Exercise inputs>

※

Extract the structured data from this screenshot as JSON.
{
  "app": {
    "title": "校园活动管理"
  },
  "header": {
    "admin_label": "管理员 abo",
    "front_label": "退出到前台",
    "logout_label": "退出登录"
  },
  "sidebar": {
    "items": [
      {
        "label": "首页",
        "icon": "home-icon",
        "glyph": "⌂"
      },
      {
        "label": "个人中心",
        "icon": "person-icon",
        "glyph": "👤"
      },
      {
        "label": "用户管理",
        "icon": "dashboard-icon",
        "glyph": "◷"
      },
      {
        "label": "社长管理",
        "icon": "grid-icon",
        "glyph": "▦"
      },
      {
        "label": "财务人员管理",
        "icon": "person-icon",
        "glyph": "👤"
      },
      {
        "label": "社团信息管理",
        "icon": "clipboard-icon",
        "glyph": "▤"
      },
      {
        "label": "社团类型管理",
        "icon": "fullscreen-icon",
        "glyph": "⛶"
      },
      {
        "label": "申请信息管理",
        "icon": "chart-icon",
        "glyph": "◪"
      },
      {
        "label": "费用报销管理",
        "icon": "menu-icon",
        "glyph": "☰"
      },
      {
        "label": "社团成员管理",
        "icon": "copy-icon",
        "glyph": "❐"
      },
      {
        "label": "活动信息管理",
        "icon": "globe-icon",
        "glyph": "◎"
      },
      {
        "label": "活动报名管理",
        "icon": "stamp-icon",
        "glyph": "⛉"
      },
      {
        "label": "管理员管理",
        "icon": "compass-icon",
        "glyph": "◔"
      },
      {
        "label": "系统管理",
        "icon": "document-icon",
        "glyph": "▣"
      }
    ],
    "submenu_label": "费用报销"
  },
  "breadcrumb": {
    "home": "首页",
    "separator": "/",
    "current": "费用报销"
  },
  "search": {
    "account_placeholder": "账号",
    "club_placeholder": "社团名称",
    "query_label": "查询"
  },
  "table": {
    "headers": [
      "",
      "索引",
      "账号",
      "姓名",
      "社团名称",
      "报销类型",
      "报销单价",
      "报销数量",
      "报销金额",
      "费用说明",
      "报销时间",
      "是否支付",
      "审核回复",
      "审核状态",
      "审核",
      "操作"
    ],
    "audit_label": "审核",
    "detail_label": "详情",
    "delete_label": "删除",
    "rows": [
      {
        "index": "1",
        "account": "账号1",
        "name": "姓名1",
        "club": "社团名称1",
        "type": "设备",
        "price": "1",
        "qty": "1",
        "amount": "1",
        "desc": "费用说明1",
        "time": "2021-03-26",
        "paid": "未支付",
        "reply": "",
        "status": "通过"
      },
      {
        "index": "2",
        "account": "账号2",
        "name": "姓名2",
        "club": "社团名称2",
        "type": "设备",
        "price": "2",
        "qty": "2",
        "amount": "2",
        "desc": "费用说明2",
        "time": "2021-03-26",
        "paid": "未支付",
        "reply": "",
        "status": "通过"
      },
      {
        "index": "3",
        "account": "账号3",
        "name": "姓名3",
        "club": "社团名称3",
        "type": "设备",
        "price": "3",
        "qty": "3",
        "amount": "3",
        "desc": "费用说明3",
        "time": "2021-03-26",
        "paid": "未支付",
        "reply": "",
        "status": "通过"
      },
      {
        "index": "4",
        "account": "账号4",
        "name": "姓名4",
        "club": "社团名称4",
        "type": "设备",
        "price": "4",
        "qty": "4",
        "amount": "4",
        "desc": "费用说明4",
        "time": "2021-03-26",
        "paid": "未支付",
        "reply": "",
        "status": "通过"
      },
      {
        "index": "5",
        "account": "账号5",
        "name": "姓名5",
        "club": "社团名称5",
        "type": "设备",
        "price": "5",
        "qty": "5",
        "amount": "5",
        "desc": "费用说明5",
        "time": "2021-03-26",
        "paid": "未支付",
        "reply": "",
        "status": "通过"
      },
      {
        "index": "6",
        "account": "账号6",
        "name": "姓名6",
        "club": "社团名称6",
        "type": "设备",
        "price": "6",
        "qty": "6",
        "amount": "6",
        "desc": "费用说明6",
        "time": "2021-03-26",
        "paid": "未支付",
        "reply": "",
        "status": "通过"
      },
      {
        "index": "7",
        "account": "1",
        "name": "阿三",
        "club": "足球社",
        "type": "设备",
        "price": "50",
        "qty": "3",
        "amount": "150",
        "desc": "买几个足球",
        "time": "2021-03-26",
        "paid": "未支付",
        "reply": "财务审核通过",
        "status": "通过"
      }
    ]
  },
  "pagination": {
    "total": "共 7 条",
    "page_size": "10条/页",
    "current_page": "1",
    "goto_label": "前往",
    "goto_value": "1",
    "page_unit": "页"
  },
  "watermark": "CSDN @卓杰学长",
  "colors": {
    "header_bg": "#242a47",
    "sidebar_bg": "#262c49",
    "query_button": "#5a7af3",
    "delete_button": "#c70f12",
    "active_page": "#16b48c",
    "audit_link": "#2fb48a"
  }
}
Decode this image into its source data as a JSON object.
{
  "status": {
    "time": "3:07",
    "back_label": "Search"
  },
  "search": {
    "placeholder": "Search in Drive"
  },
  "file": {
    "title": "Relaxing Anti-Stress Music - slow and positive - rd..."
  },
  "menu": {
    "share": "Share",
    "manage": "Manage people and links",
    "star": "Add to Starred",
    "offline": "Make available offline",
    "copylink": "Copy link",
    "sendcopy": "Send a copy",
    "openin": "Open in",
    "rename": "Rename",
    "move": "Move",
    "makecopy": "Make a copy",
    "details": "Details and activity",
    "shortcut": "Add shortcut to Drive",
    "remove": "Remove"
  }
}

※

Look back over the material above and state how many lines hold the word "this". Write the number and nothing else.

2